Figure collection entries:

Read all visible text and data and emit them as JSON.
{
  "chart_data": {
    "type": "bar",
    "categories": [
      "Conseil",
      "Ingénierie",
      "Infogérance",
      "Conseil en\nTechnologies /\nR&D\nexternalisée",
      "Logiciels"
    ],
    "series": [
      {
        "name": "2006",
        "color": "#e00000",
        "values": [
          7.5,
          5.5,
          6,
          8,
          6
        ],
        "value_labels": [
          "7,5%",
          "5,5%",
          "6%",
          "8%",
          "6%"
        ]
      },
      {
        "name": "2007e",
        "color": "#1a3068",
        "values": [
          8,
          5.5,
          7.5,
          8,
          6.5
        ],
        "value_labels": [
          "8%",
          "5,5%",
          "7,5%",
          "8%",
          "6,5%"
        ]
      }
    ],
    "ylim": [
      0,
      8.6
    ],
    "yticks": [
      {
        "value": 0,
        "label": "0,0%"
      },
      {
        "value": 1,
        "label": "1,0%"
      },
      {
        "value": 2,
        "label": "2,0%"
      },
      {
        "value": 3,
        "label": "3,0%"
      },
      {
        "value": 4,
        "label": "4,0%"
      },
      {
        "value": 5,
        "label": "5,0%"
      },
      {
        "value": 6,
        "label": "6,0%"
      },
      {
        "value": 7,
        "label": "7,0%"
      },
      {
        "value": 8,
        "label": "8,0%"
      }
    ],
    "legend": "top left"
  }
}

**REQUIRED TASK**
Copy out all of the records shown above exactly.

**THE ANSWER**
Read all visible text and data and emit them as JSON.
{
  "chart_data": {
    "type": "bar",
    "categories": [
      "Conseil",
      "Ingénierie",
      "Infogérance",
      "Conseil en\nTechnologies /\nR&D\nexternalisée",
      "Logiciels"
    ],
    "series": [
      {
        "name": "2006",
        "color": "#e00000",
        "values": [
          7.5,
          5.5,
          6,
          8,
          6
        ],
        "value_labels": [
          "7,5%",
          "5,5%",
          "6%",
          "8%",
          "6%"
        ]
      },
      {
        "name": "2007e",
        "color": "#1a3068",
        "values": [
          8,
          5.5,
          7.5,
          8,
          6.5
        ],
        "value_labels": [
          "8%",
          "5,5%",
          "7,5%",
          "8%",
          "6,5%"
        ]
      }
    ],
    "ylim": [
      0,
      8.6
    ],
    "yticks": [
      {
        "value": 0,
        "label": "0,0%"
      },
      {
        "value": 1,
        "label": "1,0%"
      },
      {
        "value": 2,
        "label": "2,0%"
      },
      {
        "value": 3,
        "label": "3,0%"
      },
      {
        "value": 4,
        "label": "4,0%"
      },
      {
        "value": 5,
        "label": "5,0%"
      },
      {
        "value": 6,
        "label": "6,0%"
      },
      {
        "value": 7,
        "label": "7,0%"
      },
      {
        "value": 8,
        "label": "8,0%"
      }
    ],
    "legend": "top left"
  }
}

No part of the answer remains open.